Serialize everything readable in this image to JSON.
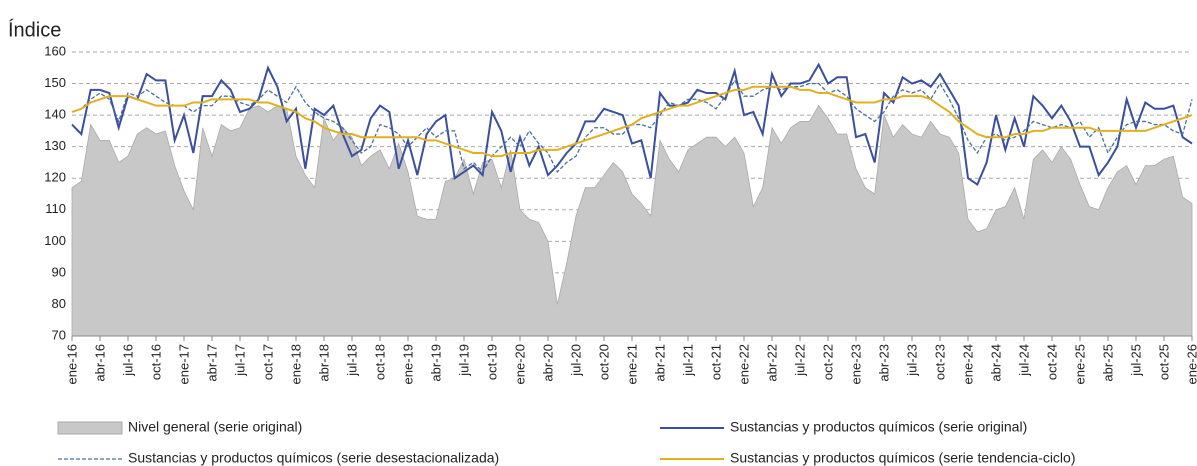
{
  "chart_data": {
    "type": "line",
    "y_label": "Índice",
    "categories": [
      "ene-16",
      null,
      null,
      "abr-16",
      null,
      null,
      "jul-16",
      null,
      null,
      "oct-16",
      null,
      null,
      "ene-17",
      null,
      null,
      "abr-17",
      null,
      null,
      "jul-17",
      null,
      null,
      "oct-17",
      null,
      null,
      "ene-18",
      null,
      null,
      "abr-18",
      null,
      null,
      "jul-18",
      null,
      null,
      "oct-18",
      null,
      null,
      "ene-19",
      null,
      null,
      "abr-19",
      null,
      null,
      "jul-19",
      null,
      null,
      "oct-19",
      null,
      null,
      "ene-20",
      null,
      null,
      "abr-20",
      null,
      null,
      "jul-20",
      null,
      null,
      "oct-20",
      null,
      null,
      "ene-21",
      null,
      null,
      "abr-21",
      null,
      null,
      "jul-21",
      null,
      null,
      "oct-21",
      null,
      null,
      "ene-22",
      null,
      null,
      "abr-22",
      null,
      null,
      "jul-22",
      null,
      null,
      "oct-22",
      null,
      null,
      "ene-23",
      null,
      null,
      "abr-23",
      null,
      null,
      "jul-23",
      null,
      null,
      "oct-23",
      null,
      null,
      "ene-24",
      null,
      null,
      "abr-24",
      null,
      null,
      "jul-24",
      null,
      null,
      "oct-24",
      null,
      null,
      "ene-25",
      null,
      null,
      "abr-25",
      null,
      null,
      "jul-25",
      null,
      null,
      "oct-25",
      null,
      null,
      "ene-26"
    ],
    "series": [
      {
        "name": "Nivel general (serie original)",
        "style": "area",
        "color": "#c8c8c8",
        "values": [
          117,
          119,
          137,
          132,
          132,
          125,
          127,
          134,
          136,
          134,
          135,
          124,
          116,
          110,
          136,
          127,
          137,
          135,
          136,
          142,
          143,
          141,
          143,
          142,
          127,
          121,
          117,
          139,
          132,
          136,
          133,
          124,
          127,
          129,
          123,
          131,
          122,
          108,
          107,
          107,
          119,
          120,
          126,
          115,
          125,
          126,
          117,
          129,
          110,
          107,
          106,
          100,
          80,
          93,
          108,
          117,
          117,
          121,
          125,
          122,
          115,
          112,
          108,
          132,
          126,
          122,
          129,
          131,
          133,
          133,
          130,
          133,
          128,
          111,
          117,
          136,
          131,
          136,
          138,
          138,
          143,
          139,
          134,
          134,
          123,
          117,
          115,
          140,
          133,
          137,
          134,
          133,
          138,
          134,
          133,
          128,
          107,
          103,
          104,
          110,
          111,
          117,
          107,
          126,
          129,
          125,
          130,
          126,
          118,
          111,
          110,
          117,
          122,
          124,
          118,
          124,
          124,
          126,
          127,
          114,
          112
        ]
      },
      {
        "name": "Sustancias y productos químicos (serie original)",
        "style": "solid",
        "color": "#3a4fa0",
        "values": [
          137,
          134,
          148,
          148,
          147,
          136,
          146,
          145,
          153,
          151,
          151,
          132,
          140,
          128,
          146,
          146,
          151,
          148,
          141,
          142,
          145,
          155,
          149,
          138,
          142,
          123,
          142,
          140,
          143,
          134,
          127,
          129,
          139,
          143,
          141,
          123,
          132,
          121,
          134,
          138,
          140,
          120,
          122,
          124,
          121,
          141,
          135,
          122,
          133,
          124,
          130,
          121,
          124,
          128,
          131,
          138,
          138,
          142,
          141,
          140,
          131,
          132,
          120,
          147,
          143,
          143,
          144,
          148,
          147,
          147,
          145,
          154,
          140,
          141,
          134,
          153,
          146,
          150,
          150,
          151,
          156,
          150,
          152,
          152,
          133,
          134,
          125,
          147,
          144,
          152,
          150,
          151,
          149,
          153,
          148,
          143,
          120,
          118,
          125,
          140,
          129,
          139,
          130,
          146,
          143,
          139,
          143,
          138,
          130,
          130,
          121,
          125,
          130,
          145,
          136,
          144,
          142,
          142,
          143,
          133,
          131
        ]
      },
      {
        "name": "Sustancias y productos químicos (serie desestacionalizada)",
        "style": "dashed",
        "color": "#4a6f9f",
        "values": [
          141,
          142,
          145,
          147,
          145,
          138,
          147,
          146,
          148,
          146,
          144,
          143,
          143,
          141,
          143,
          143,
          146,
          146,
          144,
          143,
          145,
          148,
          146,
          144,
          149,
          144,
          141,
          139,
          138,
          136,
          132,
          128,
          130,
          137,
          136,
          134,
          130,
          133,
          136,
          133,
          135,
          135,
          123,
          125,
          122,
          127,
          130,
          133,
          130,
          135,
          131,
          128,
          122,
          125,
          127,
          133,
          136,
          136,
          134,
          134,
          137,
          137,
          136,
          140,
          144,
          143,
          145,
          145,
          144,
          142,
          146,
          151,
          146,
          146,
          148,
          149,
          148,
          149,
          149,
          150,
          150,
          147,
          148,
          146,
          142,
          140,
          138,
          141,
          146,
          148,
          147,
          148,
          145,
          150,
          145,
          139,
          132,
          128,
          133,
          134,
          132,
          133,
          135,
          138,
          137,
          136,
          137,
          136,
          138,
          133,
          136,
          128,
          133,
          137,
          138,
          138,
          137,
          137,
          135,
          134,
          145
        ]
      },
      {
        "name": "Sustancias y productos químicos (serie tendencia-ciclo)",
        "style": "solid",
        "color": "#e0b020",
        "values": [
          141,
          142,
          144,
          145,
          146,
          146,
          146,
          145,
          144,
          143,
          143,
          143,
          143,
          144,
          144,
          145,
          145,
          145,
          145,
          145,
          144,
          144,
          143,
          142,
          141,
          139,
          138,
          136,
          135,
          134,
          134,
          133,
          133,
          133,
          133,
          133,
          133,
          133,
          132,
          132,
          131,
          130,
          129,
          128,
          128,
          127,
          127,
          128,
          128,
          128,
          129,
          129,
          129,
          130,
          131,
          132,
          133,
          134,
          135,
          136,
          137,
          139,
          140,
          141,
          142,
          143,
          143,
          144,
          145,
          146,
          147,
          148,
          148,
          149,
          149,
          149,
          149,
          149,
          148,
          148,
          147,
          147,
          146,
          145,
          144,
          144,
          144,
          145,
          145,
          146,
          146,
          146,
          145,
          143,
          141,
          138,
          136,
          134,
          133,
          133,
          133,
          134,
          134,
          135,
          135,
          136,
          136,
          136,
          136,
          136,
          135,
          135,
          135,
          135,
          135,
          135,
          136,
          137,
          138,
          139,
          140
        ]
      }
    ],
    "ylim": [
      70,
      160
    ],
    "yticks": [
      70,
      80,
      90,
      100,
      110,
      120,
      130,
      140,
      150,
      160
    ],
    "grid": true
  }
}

_ _ _

=== Exercise aim ===
From the entries above, list each line with "productos" in it.

=== Response ===
        "name": "Sustancias y productos químicos (serie original)",
        "name": "Sustancias y productos químicos (serie desestacionalizada)",
        "name": "Sustancias y productos químicos (serie tendencia-ciclo)",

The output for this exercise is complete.